(Dataset records)
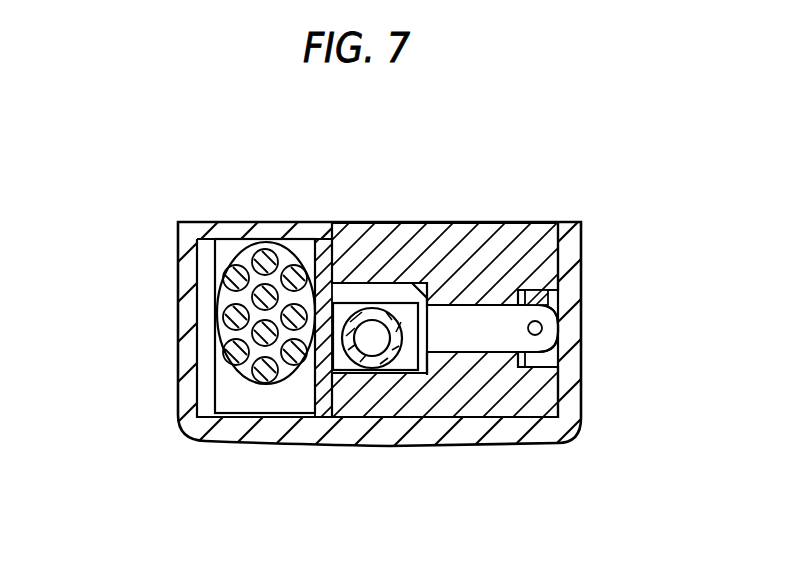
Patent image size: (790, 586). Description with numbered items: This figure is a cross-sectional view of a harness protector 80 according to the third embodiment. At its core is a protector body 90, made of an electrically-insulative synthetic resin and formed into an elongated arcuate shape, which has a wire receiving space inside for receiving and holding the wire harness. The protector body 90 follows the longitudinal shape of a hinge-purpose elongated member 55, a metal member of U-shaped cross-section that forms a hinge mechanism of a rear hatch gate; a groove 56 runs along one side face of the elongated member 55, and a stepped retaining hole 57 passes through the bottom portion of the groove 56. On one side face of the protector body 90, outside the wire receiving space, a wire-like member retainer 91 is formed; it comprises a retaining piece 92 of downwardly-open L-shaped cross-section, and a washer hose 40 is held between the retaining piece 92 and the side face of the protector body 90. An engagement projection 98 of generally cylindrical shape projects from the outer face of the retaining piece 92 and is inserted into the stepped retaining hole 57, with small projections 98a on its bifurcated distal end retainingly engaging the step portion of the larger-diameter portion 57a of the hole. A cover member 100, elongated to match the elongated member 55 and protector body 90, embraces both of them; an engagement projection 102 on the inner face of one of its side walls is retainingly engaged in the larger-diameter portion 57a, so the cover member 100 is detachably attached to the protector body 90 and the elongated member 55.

The harness protector 80 is at (306, 275).
The cover member 100 is at (175, 338).
The protector body 90 is at (196, 264).
The hinge-purpose elongated member 55 is at (416, 219).
The engagement projection 98 is at (500, 337).
The stepped retaining hole 57 is at (481, 313).
The larger-diameter portion 57a is at (518, 297).
The small projections 98a is at (542, 327).
The engagement projection 102 is at (556, 290).
The retaining piece 92 is at (428, 328).
The wire-like member retainer 91 is at (394, 280).
The washer hose 40 is at (355, 294).
The groove 56 is at (392, 368).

▶ [Stated goal]
Give all the entries above as a two-column CSV with the headers prompt_text and element_positions. Use one row per entry, with its text and its answer each in a single quoted field and line breaks turned into spaces. Leave out the pictures.

▶ [Task solution]
prompt_text,element_positions
"Patent image size: (790, 586). Description with numbered items: This figure is a cross-sectional view of a harness protector 80 according to the third embodiment. At its core is a protector body 90, made of an electrically-insulative synthetic resin and formed into an elongated arcuate shape, which has a wire receiving space inside for receiving and holding the wire harness. The protector body 90 follows the longitudinal shape of a hinge-purpose elongated member 55, a metal member of U-shaped cross-section that forms a hinge mechanism of a rear hatch gate; a groove 56 runs along one side face of the elongated member 55, and a stepped retaining hole 57 passes through the bottom portion of the groove 56. On one side face of the protector body 90, outside the wire receiving space, a wire-like member retainer 91 is formed; it comprises a retaining piece 92 of downwardly-open L-shaped cross-section, and a washer hose 40 is held between the retaining piece 92 and the side face of the protector body 90. An engagement projection 98 of generally cylindrical shape projects from the outer face of the retaining piece 92 and is inserted into the stepped retaining hole 57, with small projections 98a on its bifurcated distal end retainingly engaging the step portion of the larger-diameter portion 57a of the hole. A cover member 100, elongated to match the elongated member 55 and protector body 90, embraces both of them; an engagement projection 102 on the inner face of one of its side walls is retainingly engaged in the larger-diameter portion 57a, so the cover member 100 is detachably attached to the protector body 90 and the elongated member 55.","The harness protector 80 is at (306, 275). The cover member 100 is at (175, 338). The protector body 90 is at (196, 264). The hinge-purpose elongated member 55 is at (416, 219). The engagement projection 98 is at (500, 337). The stepped retaining hole 57 is at (481, 313). The larger-diameter portion 57a is at (518, 297). The small projections 98a is at (542, 327). The engagement projection 102 is at (556, 290). The retaining piece 92 is at (428, 328). The wire-like member retainer 91 is at (394, 280). The washer hose 40 is at (355, 294). The groove 56 is at (392, 368)."